• PROBLEM DETAILS: Images must not appear in your copy; reproduce every other part of the records exactly.

• THE RECORDS:
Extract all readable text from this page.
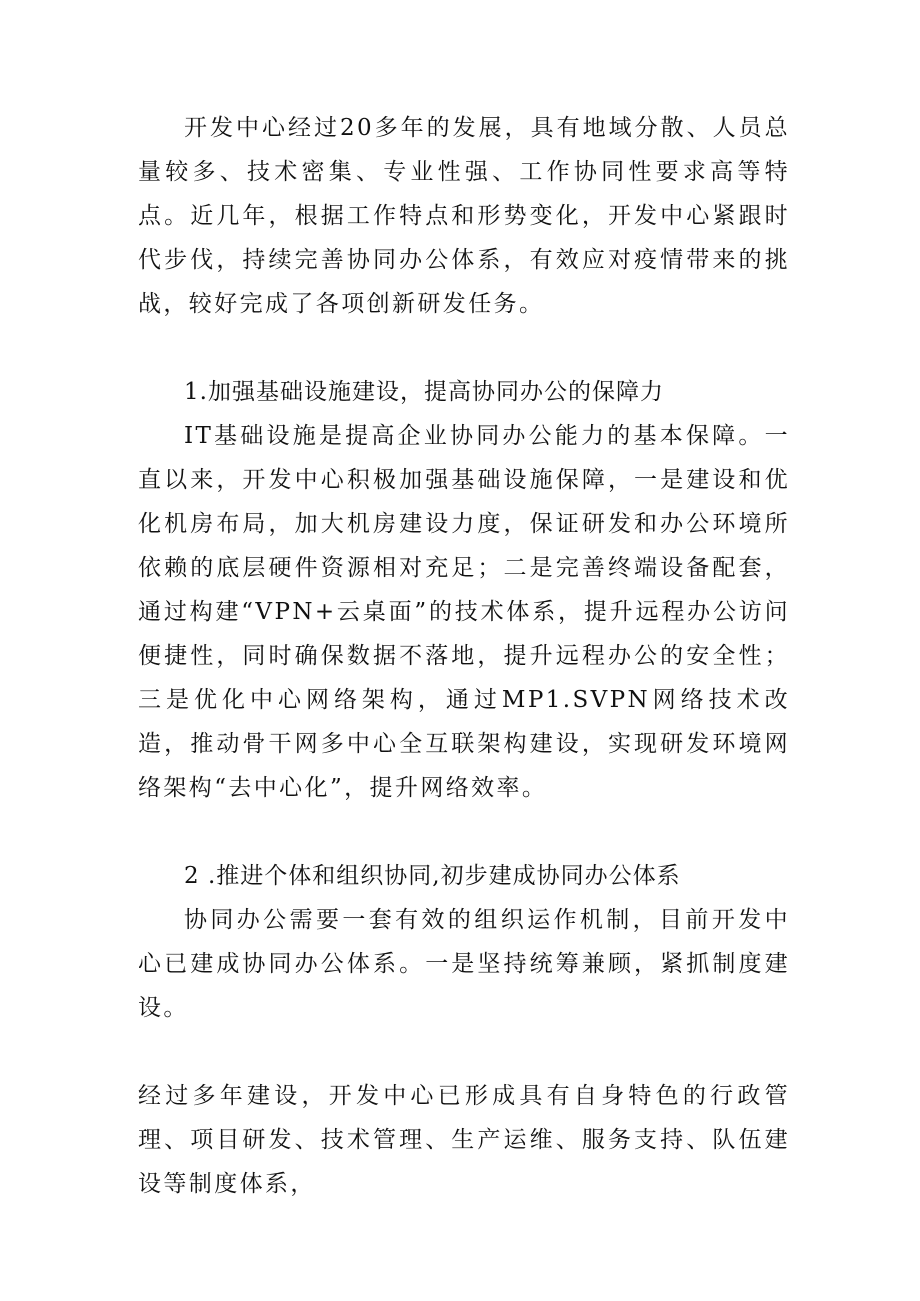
开发中心经过20多年的发展，具有地域分散、人员总量较多、技术密集、专业性强、工作协同性要求高等特点。近几年，根据工作特点和形势变化，开发中心紧跟时代步伐，持续完善协同办公体系，有效应对疫情带来的挑战，较好完成了各项创新研发任务。

1.加强基础设施建设，提高协同办公的保障力

IT基础设施是提高企业协同办公能力的基本保障。一直以来，开发中心积极加强基础设施保障，一是建设和优化机房布局，加大机房建设力度，保证研发和办公环境所依赖的底层硬件资源相对充足；二是完善终端设备配套，通过构建“VPN+云桌面”的技术体系，提升远程办公访问便捷性，同时确保数据不落地，提升远程办公的安全性；三是优化中心网络架构，通过MP1.SVPN网络技术改造，推动骨干网多中心全互联架构建设，实现研发环境网络架构“去中心化”，提升网络效率。

2 .推进个体和组织协同,初步建成协同办公体系

协同办公需要一套有效的组织运作机制，目前开发中心已建成协同办公体系。一是坚持统筹兼顾，紧抓制度建设。

经过多年建设，开发中心已形成具有自身特色的行政管理、项目研发、技术管理、生产运维、服务支持、队伍建设等制度体系，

• FINISHED ANSWER:
Extract all readable text from this page.
开发中心经过20多年的发展，具有地域分散、人员总量较多、技术密集、专业性强、工作协同性要求高等特点。近几年，根据工作特点和形势变化，开发中心紧跟时代步伐，持续完善协同办公体系，有效应对疫情带来的挑战，较好完成了各项创新研发任务。

1.加强基础设施建设，提高协同办公的保障力

IT基础设施是提高企业协同办公能力的基本保障。一直以来，开发中心积极加强基础设施保障，一是建设和优化机房布局，加大机房建设力度，保证研发和办公环境所依赖的底层硬件资源相对充足；二是完善终端设备配套，通过构建“VPN+云桌面”的技术体系，提升远程办公访问便捷性，同时确保数据不落地，提升远程办公的安全性；三是优化中心网络架构，通过MP1.SVPN网络技术改造，推动骨干网多中心全互联架构建设，实现研发环境网络架构“去中心化”，提升网络效率。

2 .推进个体和组织协同,初步建成协同办公体系

协同办公需要一套有效的组织运作机制，目前开发中心已建成协同办公体系。一是坚持统筹兼顾，紧抓制度建设。

经过多年建设，开发中心已形成具有自身特色的行政管理、项目研发、技术管理、生产运维、服务支持、队伍建设等制度体系，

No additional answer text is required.